> **DATASET RECORDS**

====================

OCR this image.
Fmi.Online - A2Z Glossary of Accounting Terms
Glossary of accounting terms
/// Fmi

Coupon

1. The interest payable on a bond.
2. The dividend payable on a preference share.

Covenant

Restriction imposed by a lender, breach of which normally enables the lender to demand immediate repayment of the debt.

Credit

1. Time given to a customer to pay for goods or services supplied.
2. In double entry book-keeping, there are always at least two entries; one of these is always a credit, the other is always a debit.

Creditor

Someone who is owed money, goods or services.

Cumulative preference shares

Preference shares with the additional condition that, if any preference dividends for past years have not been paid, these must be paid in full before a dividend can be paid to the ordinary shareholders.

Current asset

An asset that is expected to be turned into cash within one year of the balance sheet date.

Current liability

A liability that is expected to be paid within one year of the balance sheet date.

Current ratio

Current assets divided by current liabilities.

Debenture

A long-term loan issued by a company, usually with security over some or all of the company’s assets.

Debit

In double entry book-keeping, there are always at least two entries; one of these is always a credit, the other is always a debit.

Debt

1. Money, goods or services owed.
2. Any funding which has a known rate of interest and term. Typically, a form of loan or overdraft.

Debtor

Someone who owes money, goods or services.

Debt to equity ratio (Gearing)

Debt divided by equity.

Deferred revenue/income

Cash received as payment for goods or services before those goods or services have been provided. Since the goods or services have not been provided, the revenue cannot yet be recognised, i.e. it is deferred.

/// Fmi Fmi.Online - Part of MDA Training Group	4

====================

> **SET EXERCISE**
Using the material above, print every entry exactly as written.

> **EXERCISE OUTPUT**
OCR this image.
Fmi.Online - A2Z Glossary of Accounting Terms
Glossary of accounting terms
/// Fmi

Coupon

1. The interest payable on a bond.
2. The dividend payable on a preference share.

Covenant

Restriction imposed by a lender, breach of which normally enables the lender to demand immediate repayment of the debt.

Credit

1. Time given to a customer to pay for goods or services supplied.
2. In double entry book-keeping, there are always at least two entries; one of these is always a credit, the other is always a debit.

Creditor

Someone who is owed money, goods or services.

Cumulative preference shares

Preference shares with the additional condition that, if any preference dividends for past years have not been paid, these must be paid in full before a dividend can be paid to the ordinary shareholders.

Current asset

An asset that is expected to be turned into cash within one year of the balance sheet date.

Current liability

A liability that is expected to be paid within one year of the balance sheet date.

Current ratio

Current assets divided by current liabilities.

Debenture

A long-term loan issued by a company, usually with security over some or all of the company’s assets.

Debit

In double entry book-keeping, there are always at least two entries; one of these is always a credit, the other is always a debit.

Debt

1. Money, goods or services owed.
2. Any funding which has a known rate of interest and term. Typically, a form of loan or overdraft.

Debtor

Someone who owes money, goods or services.

Debt to equity ratio (Gearing)

Debt divided by equity.

Deferred revenue/income

Cash received as payment for goods or services before those goods or services have been provided. Since the goods or services have not been provided, the revenue cannot yet be recognised, i.e. it is deferred.

/// Fmi Fmi.Online - Part of MDA Training Group	4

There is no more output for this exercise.